Problem to work on: Copy out each line of the data that includes the string "normalized".

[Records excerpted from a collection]
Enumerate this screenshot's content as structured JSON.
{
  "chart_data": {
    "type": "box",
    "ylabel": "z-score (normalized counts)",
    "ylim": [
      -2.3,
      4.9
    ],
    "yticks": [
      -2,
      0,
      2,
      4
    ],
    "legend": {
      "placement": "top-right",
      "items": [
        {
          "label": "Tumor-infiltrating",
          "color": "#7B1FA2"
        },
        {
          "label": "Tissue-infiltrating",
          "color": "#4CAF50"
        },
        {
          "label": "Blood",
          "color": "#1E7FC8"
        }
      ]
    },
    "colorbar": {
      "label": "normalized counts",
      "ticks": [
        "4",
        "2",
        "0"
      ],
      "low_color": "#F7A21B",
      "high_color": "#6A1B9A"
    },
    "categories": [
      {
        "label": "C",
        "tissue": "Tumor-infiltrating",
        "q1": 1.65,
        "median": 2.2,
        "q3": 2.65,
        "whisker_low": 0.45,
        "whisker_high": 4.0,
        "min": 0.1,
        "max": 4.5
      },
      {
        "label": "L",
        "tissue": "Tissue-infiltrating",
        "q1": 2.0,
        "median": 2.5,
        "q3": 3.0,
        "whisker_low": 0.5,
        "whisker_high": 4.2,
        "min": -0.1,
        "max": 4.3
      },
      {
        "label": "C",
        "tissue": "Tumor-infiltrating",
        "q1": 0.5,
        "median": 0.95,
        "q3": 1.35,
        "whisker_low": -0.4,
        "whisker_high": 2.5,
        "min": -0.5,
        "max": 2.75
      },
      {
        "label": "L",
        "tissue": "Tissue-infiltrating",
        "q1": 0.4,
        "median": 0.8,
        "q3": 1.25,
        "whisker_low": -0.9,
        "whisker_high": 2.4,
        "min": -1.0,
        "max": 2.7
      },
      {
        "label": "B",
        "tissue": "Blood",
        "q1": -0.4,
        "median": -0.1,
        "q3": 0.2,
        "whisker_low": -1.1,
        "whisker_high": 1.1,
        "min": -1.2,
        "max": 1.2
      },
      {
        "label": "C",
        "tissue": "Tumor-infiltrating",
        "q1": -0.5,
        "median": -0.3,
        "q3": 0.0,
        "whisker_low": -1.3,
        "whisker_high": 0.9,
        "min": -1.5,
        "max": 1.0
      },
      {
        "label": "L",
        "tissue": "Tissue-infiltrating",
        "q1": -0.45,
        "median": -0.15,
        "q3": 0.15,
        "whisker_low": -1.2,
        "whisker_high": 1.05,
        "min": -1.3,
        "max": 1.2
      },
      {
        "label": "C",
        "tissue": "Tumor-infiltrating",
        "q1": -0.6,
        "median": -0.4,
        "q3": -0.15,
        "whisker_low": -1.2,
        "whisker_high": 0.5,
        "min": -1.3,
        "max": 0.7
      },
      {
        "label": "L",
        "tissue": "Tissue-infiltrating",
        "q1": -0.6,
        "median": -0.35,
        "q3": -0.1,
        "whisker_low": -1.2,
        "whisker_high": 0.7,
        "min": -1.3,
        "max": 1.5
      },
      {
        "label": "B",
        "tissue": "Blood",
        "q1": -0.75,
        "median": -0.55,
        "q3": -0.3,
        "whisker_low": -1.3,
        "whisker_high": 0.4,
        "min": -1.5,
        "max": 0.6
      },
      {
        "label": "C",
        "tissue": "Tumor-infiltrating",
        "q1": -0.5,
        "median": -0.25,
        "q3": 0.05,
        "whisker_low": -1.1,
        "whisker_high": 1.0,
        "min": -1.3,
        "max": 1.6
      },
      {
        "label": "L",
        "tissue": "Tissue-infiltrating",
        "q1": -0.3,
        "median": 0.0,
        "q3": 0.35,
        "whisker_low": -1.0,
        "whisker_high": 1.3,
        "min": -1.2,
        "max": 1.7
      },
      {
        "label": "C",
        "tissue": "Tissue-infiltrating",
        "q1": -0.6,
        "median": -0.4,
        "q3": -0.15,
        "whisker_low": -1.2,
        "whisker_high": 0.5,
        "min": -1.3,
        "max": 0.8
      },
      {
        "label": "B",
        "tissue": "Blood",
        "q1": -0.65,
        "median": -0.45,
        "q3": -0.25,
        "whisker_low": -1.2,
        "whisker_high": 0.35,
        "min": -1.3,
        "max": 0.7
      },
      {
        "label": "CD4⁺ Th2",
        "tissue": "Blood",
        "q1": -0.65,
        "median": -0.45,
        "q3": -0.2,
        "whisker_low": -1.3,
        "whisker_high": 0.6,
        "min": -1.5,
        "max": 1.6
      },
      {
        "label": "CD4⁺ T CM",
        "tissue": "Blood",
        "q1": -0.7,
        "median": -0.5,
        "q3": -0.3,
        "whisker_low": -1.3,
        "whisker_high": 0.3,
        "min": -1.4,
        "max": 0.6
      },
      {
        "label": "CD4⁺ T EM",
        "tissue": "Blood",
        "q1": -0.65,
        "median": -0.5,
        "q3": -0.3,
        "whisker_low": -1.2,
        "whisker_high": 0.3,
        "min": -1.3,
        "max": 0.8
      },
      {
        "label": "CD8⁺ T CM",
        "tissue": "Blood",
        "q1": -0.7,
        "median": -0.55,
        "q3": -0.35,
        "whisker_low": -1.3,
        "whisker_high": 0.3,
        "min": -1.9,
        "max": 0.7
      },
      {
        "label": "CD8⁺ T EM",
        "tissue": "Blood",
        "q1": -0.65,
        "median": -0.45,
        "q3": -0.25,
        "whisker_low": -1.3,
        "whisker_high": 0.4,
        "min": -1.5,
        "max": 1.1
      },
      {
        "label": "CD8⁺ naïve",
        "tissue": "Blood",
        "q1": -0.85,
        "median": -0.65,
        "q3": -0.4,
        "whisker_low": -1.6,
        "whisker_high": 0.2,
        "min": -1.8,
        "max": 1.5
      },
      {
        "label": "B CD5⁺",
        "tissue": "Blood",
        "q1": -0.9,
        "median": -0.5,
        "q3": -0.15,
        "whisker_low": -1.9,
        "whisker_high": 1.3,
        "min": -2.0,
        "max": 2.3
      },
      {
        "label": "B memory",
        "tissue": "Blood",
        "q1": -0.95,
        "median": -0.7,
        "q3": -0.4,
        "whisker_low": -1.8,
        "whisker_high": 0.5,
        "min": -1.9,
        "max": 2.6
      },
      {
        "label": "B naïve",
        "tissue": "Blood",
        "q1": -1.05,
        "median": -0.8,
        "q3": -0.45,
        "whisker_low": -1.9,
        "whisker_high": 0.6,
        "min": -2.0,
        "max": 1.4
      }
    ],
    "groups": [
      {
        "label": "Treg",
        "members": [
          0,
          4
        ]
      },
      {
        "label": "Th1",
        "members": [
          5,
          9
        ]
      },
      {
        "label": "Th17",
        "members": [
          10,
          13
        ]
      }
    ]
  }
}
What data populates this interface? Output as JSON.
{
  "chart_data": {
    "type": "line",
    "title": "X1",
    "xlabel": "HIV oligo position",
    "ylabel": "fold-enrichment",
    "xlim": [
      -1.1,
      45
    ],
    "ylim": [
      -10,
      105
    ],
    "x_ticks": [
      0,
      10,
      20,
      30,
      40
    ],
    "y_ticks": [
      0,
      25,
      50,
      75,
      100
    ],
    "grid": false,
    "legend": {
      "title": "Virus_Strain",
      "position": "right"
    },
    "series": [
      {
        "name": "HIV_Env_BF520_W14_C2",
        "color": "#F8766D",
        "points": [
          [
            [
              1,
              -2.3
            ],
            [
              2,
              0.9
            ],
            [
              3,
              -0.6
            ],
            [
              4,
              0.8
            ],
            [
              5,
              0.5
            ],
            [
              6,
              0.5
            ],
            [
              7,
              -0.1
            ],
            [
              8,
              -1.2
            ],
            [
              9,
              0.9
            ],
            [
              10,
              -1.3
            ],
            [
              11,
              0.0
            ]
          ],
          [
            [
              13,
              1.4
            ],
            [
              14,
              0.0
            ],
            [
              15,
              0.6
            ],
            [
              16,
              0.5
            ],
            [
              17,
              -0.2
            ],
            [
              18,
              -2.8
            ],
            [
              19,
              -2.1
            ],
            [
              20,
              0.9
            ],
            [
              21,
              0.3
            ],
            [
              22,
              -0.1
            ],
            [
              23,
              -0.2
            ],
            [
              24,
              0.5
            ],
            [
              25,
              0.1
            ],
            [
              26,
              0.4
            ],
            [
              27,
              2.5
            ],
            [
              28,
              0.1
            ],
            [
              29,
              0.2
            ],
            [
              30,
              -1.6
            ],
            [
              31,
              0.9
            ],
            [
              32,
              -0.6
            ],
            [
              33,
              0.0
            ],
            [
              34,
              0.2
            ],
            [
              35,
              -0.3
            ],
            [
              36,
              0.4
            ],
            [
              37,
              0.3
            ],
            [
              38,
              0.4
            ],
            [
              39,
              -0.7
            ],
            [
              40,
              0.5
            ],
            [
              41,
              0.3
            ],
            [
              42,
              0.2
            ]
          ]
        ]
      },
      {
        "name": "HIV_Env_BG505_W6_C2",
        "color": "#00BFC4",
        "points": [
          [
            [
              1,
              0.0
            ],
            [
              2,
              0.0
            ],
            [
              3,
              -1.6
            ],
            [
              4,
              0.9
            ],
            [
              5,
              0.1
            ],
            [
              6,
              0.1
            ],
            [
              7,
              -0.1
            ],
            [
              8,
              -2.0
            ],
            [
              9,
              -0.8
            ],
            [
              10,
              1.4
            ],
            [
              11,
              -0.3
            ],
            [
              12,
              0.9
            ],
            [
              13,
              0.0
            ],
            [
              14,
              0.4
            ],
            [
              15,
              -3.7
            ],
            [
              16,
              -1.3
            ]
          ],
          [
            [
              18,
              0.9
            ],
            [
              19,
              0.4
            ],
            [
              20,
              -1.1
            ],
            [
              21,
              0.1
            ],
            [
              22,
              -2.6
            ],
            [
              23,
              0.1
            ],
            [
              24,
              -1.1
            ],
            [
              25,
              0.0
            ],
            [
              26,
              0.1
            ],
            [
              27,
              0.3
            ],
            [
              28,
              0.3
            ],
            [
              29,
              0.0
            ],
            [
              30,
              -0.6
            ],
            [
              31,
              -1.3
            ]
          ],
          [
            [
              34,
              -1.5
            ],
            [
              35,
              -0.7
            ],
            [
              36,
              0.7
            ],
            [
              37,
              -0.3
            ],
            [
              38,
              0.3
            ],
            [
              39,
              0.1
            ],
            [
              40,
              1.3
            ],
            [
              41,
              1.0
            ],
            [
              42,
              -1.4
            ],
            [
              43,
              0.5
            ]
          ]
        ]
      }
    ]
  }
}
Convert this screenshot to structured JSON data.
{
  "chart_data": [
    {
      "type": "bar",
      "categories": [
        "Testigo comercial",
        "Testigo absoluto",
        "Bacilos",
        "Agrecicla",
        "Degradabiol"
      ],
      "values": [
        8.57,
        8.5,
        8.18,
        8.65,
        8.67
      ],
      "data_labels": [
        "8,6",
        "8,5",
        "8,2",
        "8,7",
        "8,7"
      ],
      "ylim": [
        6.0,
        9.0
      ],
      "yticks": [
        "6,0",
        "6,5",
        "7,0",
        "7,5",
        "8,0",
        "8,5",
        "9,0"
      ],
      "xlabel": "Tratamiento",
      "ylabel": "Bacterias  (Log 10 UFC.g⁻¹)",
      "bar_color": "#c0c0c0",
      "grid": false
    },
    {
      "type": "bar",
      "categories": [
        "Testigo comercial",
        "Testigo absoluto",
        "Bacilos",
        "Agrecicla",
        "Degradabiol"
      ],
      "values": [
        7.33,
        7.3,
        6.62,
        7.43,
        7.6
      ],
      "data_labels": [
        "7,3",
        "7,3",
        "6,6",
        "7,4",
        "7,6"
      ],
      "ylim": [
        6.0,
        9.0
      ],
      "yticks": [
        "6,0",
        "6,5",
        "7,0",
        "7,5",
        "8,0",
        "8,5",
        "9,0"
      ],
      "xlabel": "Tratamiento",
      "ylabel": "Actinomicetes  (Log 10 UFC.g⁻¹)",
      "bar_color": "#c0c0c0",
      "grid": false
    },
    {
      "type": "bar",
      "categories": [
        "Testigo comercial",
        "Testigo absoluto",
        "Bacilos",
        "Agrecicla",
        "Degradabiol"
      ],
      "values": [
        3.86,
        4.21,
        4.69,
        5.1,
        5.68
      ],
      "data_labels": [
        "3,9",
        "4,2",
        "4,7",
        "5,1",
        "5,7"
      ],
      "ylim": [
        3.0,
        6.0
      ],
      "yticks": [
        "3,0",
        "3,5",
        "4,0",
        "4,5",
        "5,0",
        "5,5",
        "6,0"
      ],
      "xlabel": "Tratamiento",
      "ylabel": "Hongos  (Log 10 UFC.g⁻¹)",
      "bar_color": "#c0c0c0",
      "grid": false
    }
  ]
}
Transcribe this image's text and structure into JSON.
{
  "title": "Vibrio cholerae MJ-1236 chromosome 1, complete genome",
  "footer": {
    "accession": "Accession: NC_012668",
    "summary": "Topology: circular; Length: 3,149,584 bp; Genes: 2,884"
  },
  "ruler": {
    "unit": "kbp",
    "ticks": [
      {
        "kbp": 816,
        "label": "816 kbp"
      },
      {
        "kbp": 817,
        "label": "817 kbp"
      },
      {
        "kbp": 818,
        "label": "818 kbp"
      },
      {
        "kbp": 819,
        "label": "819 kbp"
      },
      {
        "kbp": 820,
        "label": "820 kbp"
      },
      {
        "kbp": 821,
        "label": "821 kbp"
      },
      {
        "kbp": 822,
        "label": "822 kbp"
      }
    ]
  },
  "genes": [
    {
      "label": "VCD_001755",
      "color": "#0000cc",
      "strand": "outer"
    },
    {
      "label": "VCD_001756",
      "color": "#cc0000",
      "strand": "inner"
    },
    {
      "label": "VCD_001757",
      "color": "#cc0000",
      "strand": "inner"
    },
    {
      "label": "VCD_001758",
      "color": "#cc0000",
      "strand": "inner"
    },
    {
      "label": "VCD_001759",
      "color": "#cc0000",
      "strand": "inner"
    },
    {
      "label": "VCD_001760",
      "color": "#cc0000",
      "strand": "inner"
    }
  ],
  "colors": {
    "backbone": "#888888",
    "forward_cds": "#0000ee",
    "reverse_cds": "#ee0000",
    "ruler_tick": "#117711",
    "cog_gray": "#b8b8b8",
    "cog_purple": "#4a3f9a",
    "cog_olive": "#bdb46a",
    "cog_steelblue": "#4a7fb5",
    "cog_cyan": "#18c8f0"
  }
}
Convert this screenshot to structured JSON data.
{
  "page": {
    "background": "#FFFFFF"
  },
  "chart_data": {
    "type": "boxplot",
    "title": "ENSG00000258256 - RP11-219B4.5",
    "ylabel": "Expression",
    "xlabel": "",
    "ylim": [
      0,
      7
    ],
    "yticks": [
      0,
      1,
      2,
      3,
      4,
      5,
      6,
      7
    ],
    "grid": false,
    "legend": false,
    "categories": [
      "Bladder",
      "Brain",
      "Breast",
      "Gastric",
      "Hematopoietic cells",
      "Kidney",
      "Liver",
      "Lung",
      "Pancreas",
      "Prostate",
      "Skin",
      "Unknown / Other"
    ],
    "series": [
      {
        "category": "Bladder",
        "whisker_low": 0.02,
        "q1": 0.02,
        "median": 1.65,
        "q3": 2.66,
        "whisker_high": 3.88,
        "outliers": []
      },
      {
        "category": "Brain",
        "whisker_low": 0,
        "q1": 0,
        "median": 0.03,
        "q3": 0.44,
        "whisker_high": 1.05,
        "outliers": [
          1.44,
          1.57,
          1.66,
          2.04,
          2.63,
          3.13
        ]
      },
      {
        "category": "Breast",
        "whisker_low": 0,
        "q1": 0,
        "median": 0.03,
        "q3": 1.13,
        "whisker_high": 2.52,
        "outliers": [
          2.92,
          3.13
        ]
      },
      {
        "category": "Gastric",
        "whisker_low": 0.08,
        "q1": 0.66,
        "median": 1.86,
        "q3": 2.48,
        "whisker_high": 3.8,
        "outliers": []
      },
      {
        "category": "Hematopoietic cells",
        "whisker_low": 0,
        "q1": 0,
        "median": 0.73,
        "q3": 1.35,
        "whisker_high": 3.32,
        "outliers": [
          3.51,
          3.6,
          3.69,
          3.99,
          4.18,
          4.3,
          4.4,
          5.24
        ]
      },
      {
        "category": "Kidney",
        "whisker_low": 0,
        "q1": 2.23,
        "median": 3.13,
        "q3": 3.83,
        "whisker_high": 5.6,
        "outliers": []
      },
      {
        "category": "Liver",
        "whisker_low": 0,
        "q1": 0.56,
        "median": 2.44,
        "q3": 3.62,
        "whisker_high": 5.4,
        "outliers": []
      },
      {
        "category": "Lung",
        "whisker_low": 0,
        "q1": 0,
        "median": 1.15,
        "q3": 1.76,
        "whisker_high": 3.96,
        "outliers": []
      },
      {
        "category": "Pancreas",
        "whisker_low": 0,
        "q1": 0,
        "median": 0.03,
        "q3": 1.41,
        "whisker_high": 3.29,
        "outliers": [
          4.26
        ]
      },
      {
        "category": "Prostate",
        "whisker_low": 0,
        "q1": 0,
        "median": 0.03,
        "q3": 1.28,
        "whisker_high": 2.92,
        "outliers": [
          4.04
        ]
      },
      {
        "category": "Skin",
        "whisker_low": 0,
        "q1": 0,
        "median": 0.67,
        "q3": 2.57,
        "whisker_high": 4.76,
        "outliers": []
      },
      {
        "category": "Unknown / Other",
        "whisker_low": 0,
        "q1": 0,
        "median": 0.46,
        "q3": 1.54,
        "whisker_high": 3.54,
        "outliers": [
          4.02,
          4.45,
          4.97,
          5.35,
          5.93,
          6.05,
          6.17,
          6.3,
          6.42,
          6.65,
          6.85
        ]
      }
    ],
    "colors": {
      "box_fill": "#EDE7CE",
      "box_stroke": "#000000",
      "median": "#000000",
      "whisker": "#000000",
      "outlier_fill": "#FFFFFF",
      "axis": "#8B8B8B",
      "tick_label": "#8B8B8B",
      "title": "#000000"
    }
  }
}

Exercise output:
    "ylabel": "z-score (normalized counts)",
      "label": "normalized counts",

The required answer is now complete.